Task to carry out:
Whenever a line contains the string "энергосбережения", copy it out of the entries.

[BEGIN]

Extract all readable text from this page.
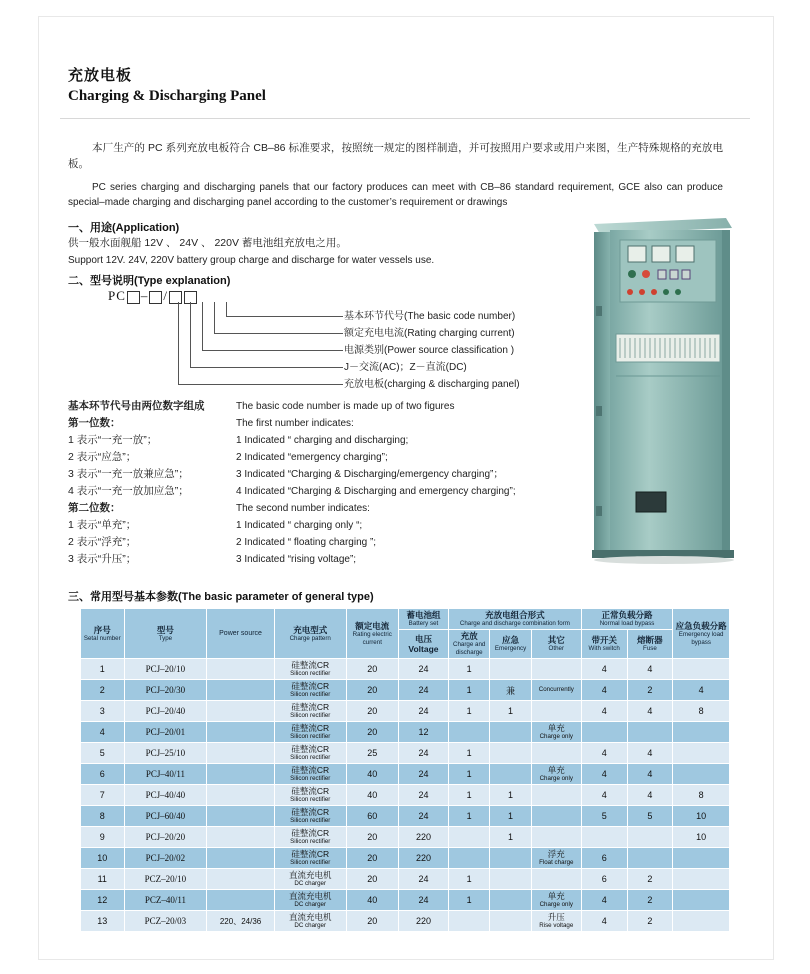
充放电板
Charging & Discharging Panel

本厂生产的 PC 系列充放电板符合 CB–86 标准要求，按照统一规定的图样制造，并可按照用户要求或用户来图，生产特殊规格的充放电板。

PC series charging and discharging panels that our factory produces can meet with CB–86 standard requirement, GCE also can produce special–made charging and discharging panel according to the customer’s requirement or drawings

一、用途(Application)
供一般水面舰船 12V 、 24V 、 220V 蓄电池组充放电之用。
Support 12V. 24V, 220V battery group charge and discharge for water vessels use.
二、型号说明(Type explanation)
PC – /
基本环节代号(The basic code number)
额定充电电流(Rating charging current)
电源类别(Power source classification )
J－交流(AC)；Z－直流(DC)
充放电板(charging & discharging panel)
基本环节代号由两位数字组成
第一位数：
1 表示“一充一放”；
2 表示“应急”；
3 表示“一充一放兼应急”；
4 表示“一充一放加应急”；
The basic code number is made up of two figures
The first number indicates:
1 Indicated “ charging and discharging;
2 Indicated “emergency charging”;
3 Indicated “Charging & Discharging/emergency charging”；
4 Indicated “Charging & Discharging and emergency charging”;
第二位数：
1 表示“单充”；
2 表示“浮充”；
3 表示“升压”；
The second number indicates:
1 Indicated “ charging only “;
2 Indicated “ floating charging ”;
3 Indicated “rising voltage”;
三、常用型号基本参数(The basic parameter of general type)
序号
Setal number	型号
Type	Power source	充电型式
Charge pattern	额定电流
Rating electric current	蓄电池组
Battery set	充放电组合形式
Charge and discharge combination form			正常负载分路
Normal load bypass		应急负载分路
Emergency load bypass

					电压 Voltage	充放
Charge and discharge	应急
Emergency	其它
Other	带开关
With switch	熔断器
Fuse	

1	PCJ–20/10		硅整流CR
Silicon rectifier	20	24	1			4	4	
2	PCJ–20/30		硅整流CR
Silicon rectifier	20	24	1	兼	Concurrently	4	2	4
3	PCJ–20/40		硅整流CR
Silicon rectifier	20	24	1	1		4	4	8
4	PCJ–20/01		硅整流CR
Silicon rectifier	20	12			单充
Charge only			

5	PCJ–25/10		硅整流CR
Silicon rectifier	25	24	1			4	4	
6	PCJ–40/11		硅整流CR
Silicon rectifier	40	24	1		单充
Charge only	4	4	
7	PCJ–40/40		硅整流CR
Silicon rectifier	40	24	1	1		4	4	8
8	PCJ–60/40		硅整流CR
Silicon rectifier	60	24	1	1		5	5	10
9	PCJ–20/20		硅整流CR
Silicon rectifier	20	220		1				10
10	PCJ–20/02		硅整流CR
Silicon rectifier	20	220			浮充
Float charge	6		
11	PCZ–20/10		直流充电机
DC charger	20	24	1			6	2	
12	PCZ–40/11		直流充电机
DC charger	40	24	1		单充
Charge only	4	2	
13	PCZ–20/03	220、24/36	直流充电机
DC charger	20	220			升压
Rise voltage	4	2	
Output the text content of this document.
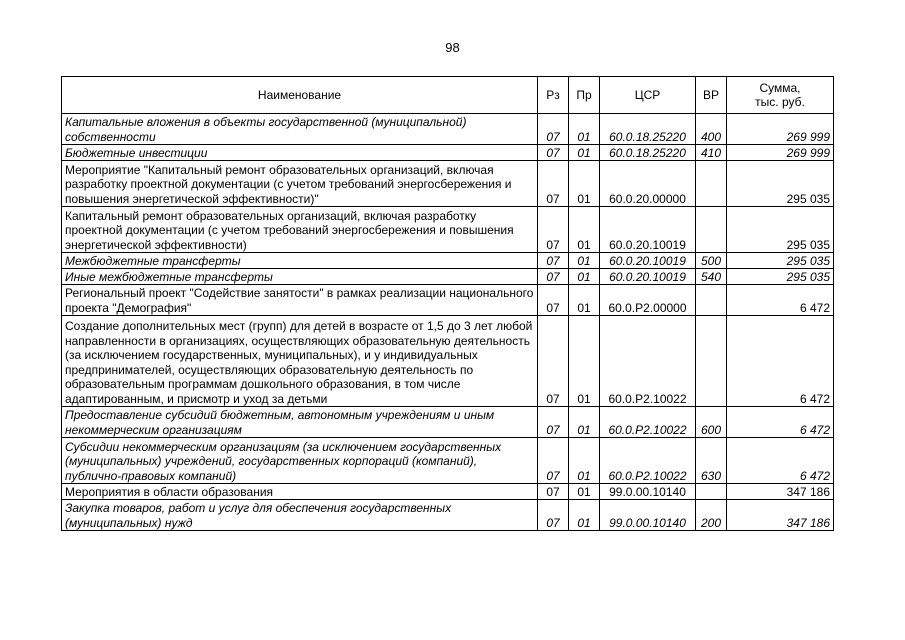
98
Наименование	Рз	Пр	ЦСР	ВР	Сумма,
тыс. руб.
Капитальные вложения в объекты государственной (муниципальной) собственности	07	01	60.0.18.25220	400	269 999
Бюджетные инвестиции	07	01	60.0.18.25220	410	269 999
Мероприятие "Капитальный ремонт образовательных организаций, включая разработку проектной документации (с учетом требований энергосбережения и повышения энергетической эффективности)"	07	01	60.0.20.00000		295 035
Капитальный ремонт образовательных организаций, включая разработку проектной документации (с учетом требований энергосбережения и повышения энергетической эффективности)	07	01	60.0.20.10019		295 035
Межбюджетные трансферты	07	01	60.0.20.10019	500	295 035
Иные межбюджетные трансферты	07	01	60.0.20.10019	540	295 035
Региональный проект "Содействие занятости" в рамках реализации национального проекта "Демография"	07	01	60.0.P2.00000		6 472
Создание дополнительных мест (групп) для детей в возрасте от 1,5 до 3 лет любой направленности в организациях, осуществляющих образовательную деятельность (за исключением государственных, муниципальных), и у индивидуальных предпринимателей, осуществляющих образовательную деятельность по образовательным программам дошкольного образования, в том числе адаптированным, и присмотр и уход за детьми	07	01	60.0.P2.10022		6 472
Предоставление субсидий бюджетным, автономным учреждениям и иным некоммерческим организациям	07	01	60.0.P2.10022	600	6 472
Субсидии некоммерческим организациям (за исключением государственных (муниципальных) учреждений, государственных корпораций (компаний), публично-правовых компаний)	07	01	60.0.P2.10022	630	6 472
Мероприятия в области образования	07	01	99.0.00.10140		347 186
Закупка товаров, работ и услуг для обеспечения государственных (муниципальных) нужд	07	01	99.0.00.10140	200	347 186
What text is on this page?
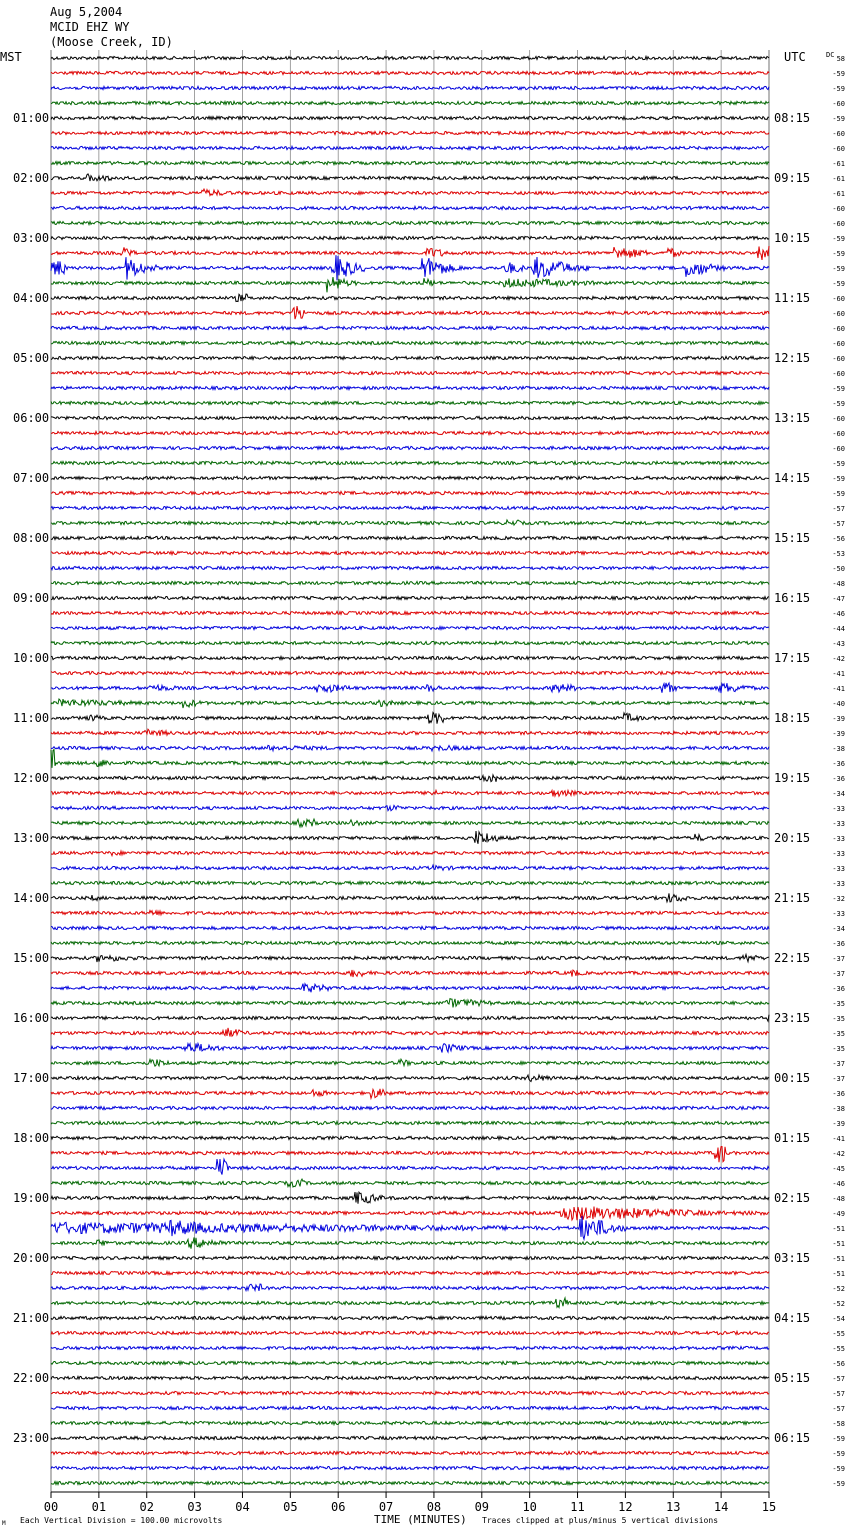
Aug 5,2004
MCID EHZ WY
(Moose Creek, ID)
MST	UTC	DC
01:00
02:00
03:00
04:00
05:00
06:00
07:00
08:00
09:00
10:00
11:00
12:00
13:00
14:00
15:00
16:00
17:00
18:00
19:00
20:00
21:00
22:00
23:00
08:15
09:15
10:15
11:15
12:15
13:15
14:15
15:15
16:15
17:15
18:15
19:15
20:15
21:15
22:15
23:15
00:15
01:15
02:15
03:15
04:15
05:15
06:15
58
-59
-59
-60
-59
-60
-60
-61
-61
-61
-60
-60
-59
-59
-59
-59
-60
-60
-60
-60
-60
-60
-59
-59
-60
-60
-60
-59
-59
-59
-57
-57
-56
-53
-50
-48
-47
-46
-44
-43
-42
-41
-41
-40
-39
-39
-38
-36
-36
-34
-33
-33
-33
-33
-33
-33
-32
-33
-34
-36
-37
-37
-36
-35
-35
-35
-35
-37
-37
-36
-38
-39
-41
-42
-45
-46
-48
-49
-51
-51
-51
-51
-52
-52
-54
-55
-55
-56
-57
-57
-57
-58
-59
-59
-59
-59
00	01	02	03	04	05	06	07	08	09	10	11	12	13	14	15
M Each Vertical Division = 100.00 microvolts	TIME (MINUTES) Traces clipped at plus/minus 5 vertical divisions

[END]

Full response:
Мероприятие "Капитальный ремонт образовательных организаций, включая разработку проектной документации (с учетом требований энергосбережения и повышения энергетической эффективности)"	07	01	60.0.20.00000		295 035
Капитальный ремонт образовательных организаций, включая разработку проектной документации (с учетом требований энергосбережения и повышения энергетической эффективности)	07	01	60.0.20.10019		295 035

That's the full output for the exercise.